• Exercise instructions: Gather all lines in the data that hold the string "compartment".

• Supplied material:
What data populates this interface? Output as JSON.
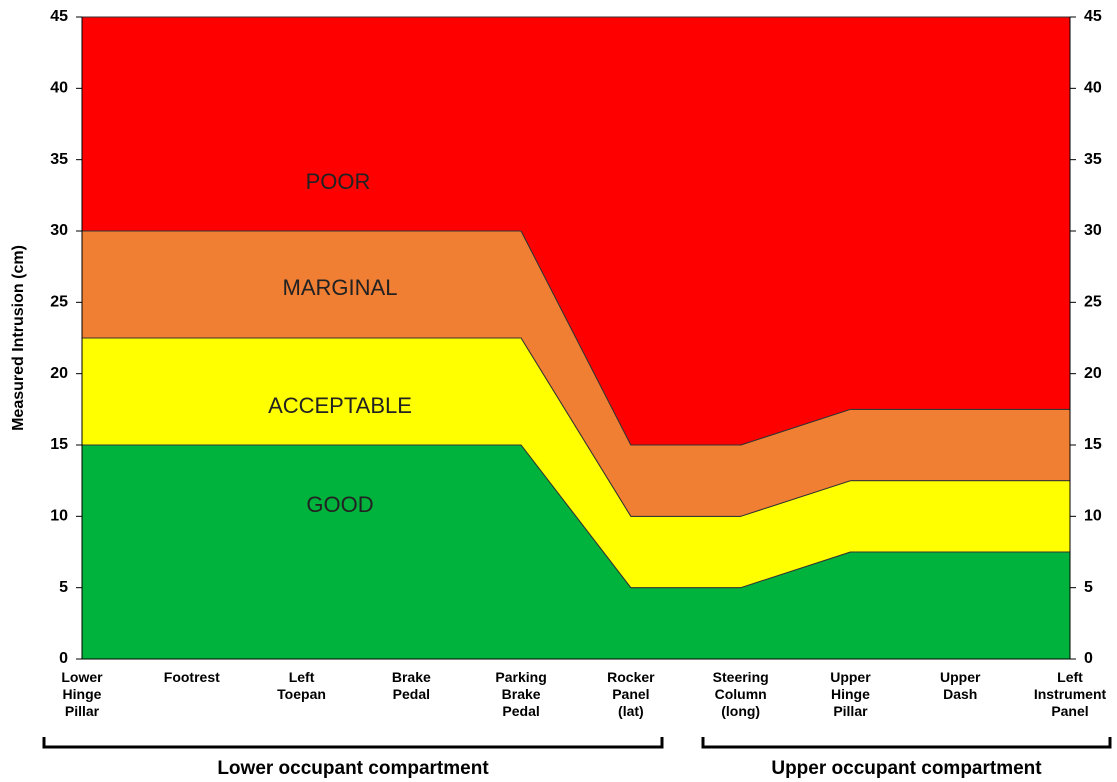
{
  "chart_data": {
    "type": "stacked-area",
    "y_label": "Measured Intrusion (cm)",
    "categories": [
      "Lower Hinge Pillar",
      "Footrest",
      "Left Toepan",
      "Brake Pedal",
      "Parking Brake Pedal",
      "Rocker Panel (lat)",
      "Steering Column (long)",
      "Upper Hinge Pillar",
      "Upper Dash",
      "Left Instrument Panel"
    ],
    "series": [
      {
        "name": "GOOD",
        "color": "#00b33c",
        "values": [
          15,
          15,
          15,
          15,
          15,
          5,
          5,
          7.5,
          7.5,
          7.5
        ]
      },
      {
        "name": "ACCEPTABLE",
        "color": "#ffff00",
        "values": [
          7.5,
          7.5,
          7.5,
          7.5,
          7.5,
          5,
          5,
          5,
          5,
          5
        ]
      },
      {
        "name": "MARGINAL",
        "color": "#f07f34",
        "values": [
          7.5,
          7.5,
          7.5,
          7.5,
          7.5,
          5,
          5,
          5,
          5,
          5
        ]
      },
      {
        "name": "POOR",
        "color": "#ff0000",
        "values": [
          15,
          15,
          15,
          15,
          15,
          30,
          30,
          27.5,
          27.5,
          27.5
        ]
      }
    ],
    "ylim": [
      0,
      45
    ],
    "yticks": [
      0,
      5,
      10,
      15,
      20,
      25,
      30,
      35,
      40,
      45
    ],
    "groups": [
      "Lower occupant compartment",
      "Upper occupant compartment"
    ]
  }
}
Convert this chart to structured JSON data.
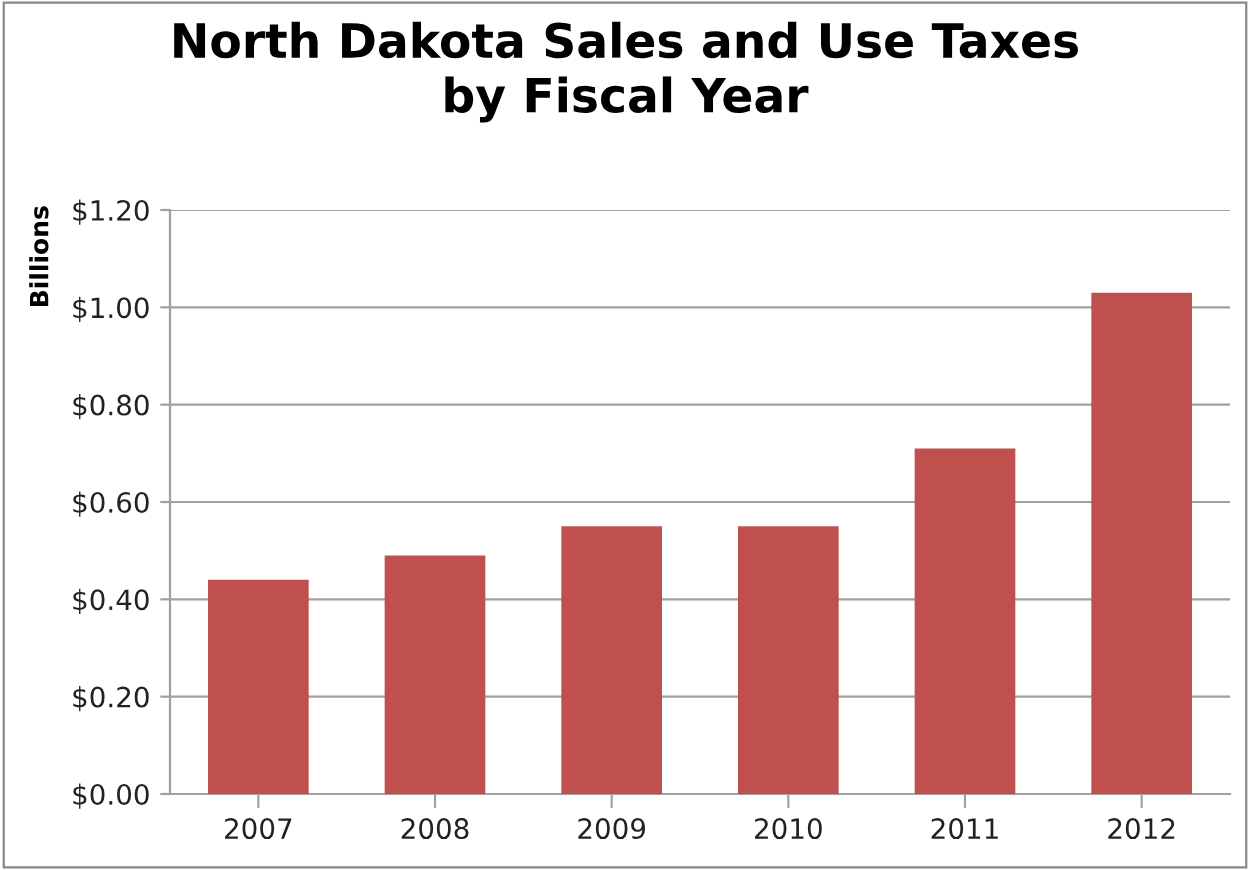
{
  "chart_data": {
    "type": "bar",
    "title": "North Dakota Sales and Use Taxes\nby Fiscal Year",
    "ylabel": "Billions",
    "categories": [
      "2007",
      "2008",
      "2009",
      "2010",
      "2011",
      "2012"
    ],
    "values": [
      0.44,
      0.49,
      0.55,
      0.55,
      0.71,
      1.03
    ],
    "color": "#c0504d",
    "ylim": [
      0,
      1.2
    ],
    "yticks": [
      {
        "value": 0,
        "label": "$0.00"
      },
      {
        "value": 0.2,
        "label": "$0.20"
      },
      {
        "value": 0.4,
        "label": "$0.40"
      },
      {
        "value": 0.6,
        "label": "$0.60"
      },
      {
        "value": 0.8,
        "label": "$0.80"
      },
      {
        "value": 1.0,
        "label": "$1.00"
      },
      {
        "value": 1.2,
        "label": "$1.20"
      }
    ],
    "grid": "y",
    "legend": false
  }
}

• Expected answer:
      "Lower occupant compartment",
      "Upper occupant compartment"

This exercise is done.